TASK: Retype the listing that follows, word for word.

SOURCE RECORDS:
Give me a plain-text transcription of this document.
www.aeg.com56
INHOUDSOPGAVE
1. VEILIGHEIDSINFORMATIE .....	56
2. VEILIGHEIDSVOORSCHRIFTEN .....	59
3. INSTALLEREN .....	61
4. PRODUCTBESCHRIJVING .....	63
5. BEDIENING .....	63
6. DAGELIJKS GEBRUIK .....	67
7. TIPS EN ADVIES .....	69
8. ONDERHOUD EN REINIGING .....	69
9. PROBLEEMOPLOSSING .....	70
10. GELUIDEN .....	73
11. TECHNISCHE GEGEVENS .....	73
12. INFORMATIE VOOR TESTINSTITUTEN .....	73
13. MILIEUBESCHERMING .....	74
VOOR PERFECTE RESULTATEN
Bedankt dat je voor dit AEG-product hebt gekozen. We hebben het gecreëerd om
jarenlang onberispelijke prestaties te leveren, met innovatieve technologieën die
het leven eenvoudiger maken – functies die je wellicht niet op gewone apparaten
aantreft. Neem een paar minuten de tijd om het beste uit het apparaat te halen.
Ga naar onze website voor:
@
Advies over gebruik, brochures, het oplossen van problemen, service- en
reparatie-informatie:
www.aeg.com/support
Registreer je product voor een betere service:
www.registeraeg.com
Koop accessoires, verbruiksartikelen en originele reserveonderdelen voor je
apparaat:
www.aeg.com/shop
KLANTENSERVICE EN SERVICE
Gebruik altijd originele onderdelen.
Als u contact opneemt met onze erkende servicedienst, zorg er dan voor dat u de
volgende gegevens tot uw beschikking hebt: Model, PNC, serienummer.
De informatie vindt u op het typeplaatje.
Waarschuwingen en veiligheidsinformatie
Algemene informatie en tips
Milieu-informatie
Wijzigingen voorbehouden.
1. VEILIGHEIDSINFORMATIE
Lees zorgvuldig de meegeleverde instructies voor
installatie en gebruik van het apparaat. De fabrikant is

ANSWER BELOW:
Give me a plain-text transcription of this document.
www.aeg.com56
INHOUDSOPGAVE
1. VEILIGHEIDSINFORMATIE .....	56
2. VEILIGHEIDSVOORSCHRIFTEN .....	59
3. INSTALLEREN .....	61
4. PRODUCTBESCHRIJVING .....	63
5. BEDIENING .....	63
6. DAGELIJKS GEBRUIK .....	67
7. TIPS EN ADVIES .....	69
8. ONDERHOUD EN REINIGING .....	69
9. PROBLEEMOPLOSSING .....	70
10. GELUIDEN .....	73
11. TECHNISCHE GEGEVENS .....	73
12. INFORMATIE VOOR TESTINSTITUTEN .....	73
13. MILIEUBESCHERMING .....	74
VOOR PERFECTE RESULTATEN
Bedankt dat je voor dit AEG-product hebt gekozen. We hebben het gecreëerd om
jarenlang onberispelijke prestaties te leveren, met innovatieve technologieën die
het leven eenvoudiger maken – functies die je wellicht niet op gewone apparaten
aantreft. Neem een paar minuten de tijd om het beste uit het apparaat te halen.
Ga naar onze website voor:
@
Advies over gebruik, brochures, het oplossen van problemen, service- en
reparatie-informatie:
www.aeg.com/support
Registreer je product voor een betere service:
www.registeraeg.com
Koop accessoires, verbruiksartikelen en originele reserveonderdelen voor je
apparaat:
www.aeg.com/shop
KLANTENSERVICE EN SERVICE
Gebruik altijd originele onderdelen.
Als u contact opneemt met onze erkende servicedienst, zorg er dan voor dat u de
volgende gegevens tot uw beschikking hebt: Model, PNC, serienummer.
De informatie vindt u op het typeplaatje.
Waarschuwingen en veiligheidsinformatie
Algemene informatie en tips
Milieu-informatie
Wijzigingen voorbehouden.
1. VEILIGHEIDSINFORMATIE
Lees zorgvuldig de meegeleverde instructies voor
installatie en gebruik van het apparaat. De fabrikant is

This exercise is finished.